- Written request -
Search the material for the string "사용자가", then report how many lines hold it, with no other text.

- Stored rows -

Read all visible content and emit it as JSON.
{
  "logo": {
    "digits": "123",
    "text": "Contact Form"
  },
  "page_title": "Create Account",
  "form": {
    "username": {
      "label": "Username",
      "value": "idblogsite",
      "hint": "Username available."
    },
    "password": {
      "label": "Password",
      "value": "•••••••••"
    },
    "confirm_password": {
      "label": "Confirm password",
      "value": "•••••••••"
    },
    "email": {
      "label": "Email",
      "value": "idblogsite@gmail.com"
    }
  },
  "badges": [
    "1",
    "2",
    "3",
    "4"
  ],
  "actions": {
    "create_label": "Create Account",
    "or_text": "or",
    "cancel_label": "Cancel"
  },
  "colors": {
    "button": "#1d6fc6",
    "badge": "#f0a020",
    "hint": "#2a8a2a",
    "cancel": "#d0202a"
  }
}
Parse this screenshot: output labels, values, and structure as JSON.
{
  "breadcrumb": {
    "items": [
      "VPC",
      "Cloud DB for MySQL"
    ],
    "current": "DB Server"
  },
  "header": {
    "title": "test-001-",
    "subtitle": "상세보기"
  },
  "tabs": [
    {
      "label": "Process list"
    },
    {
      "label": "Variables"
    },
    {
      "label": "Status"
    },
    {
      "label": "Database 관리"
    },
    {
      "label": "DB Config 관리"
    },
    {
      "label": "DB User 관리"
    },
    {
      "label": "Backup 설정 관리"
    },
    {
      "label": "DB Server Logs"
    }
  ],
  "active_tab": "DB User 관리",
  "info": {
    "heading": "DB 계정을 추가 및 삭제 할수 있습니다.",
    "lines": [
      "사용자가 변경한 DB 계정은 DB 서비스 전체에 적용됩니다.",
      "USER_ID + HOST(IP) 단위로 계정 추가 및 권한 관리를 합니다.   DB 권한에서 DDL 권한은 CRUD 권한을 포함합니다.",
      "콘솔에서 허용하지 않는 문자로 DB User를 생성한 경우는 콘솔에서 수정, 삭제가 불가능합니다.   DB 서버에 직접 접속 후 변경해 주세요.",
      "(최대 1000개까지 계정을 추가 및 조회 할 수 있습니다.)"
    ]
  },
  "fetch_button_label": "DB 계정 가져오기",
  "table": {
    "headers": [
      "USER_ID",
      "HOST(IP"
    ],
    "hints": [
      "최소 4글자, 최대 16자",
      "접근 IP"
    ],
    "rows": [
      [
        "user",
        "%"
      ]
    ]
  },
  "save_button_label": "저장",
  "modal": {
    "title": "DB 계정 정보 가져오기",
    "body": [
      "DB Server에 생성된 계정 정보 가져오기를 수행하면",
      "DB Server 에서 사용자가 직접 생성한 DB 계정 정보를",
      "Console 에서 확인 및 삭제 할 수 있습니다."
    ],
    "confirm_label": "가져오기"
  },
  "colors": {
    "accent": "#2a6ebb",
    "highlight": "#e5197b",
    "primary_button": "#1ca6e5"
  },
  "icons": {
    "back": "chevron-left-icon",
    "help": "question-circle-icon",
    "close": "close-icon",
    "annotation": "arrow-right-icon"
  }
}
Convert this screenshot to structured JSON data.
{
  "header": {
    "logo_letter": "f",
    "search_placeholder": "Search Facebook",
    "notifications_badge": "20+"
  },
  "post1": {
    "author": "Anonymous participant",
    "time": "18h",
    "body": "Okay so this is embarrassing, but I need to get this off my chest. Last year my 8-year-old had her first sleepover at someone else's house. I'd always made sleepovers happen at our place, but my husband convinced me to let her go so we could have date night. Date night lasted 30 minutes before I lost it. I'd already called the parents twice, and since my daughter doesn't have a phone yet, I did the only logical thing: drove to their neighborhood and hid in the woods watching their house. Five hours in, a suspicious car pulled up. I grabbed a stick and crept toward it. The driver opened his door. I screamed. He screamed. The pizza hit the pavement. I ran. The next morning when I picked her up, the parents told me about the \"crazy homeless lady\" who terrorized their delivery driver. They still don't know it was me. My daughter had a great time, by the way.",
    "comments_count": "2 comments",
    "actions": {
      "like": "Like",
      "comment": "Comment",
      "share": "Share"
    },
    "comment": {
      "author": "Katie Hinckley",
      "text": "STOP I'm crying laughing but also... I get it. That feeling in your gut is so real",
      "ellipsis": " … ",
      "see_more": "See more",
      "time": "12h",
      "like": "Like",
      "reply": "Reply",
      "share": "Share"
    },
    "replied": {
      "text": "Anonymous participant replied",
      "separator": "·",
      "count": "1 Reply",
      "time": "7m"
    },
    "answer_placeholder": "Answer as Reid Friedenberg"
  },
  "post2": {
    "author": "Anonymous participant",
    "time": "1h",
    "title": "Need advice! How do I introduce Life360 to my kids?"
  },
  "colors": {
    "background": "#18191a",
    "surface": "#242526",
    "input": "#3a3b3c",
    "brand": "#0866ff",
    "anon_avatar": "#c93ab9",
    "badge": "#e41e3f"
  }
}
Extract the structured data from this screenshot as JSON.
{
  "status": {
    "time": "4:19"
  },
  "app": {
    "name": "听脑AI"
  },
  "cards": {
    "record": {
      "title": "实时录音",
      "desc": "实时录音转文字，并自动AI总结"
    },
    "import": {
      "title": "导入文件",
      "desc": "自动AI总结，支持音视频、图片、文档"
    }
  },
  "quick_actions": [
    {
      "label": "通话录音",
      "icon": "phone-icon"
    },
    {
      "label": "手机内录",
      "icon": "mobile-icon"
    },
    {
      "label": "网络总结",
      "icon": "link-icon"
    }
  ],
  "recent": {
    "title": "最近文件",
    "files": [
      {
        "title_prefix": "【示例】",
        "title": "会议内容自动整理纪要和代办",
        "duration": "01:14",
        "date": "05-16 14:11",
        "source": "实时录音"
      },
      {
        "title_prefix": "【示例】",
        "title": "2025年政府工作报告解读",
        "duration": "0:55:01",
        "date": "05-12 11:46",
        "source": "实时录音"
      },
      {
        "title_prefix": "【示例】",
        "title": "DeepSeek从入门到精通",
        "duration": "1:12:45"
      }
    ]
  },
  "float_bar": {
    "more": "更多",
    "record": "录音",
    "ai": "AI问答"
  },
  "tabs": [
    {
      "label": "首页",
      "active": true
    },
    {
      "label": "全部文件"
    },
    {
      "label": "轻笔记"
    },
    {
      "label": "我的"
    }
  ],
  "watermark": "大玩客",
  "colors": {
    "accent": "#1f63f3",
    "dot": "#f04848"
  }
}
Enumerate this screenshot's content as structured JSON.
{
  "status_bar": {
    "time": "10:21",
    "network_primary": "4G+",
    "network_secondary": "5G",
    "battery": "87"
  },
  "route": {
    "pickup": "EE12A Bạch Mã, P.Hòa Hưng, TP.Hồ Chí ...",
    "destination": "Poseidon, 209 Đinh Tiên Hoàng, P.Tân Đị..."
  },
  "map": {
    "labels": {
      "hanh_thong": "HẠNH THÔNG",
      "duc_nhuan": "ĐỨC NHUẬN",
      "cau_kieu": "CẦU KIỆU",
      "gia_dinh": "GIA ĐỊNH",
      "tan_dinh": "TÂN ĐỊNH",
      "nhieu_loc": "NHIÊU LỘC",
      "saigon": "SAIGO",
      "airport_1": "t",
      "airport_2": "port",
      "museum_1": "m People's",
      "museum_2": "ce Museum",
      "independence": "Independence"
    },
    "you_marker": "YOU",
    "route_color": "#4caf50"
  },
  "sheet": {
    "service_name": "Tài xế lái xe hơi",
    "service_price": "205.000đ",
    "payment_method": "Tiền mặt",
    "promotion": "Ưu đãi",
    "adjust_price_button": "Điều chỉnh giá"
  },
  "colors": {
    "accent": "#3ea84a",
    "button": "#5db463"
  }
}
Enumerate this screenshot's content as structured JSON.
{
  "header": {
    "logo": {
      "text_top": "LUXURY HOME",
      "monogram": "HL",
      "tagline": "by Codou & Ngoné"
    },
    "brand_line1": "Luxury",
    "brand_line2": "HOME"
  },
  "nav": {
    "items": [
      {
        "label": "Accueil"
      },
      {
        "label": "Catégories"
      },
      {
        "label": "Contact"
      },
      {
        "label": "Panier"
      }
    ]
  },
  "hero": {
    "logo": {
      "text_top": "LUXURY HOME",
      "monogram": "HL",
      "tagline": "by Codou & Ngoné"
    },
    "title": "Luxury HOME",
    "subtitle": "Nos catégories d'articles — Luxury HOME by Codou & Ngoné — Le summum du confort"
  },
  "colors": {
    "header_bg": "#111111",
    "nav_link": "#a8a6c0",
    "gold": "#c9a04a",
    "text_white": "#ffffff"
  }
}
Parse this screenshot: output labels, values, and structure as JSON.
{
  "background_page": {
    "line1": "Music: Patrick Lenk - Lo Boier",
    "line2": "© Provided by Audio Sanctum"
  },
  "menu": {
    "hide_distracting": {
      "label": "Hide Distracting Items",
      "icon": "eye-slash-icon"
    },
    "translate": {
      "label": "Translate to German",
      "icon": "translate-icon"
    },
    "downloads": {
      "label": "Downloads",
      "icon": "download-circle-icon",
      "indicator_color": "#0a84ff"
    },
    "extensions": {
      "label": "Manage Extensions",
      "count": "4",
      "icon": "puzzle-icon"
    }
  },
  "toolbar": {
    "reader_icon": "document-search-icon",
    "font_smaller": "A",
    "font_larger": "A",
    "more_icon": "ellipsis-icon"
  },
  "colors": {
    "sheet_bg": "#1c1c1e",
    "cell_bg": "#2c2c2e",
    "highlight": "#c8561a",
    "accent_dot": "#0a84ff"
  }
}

- Response to the exercise -
2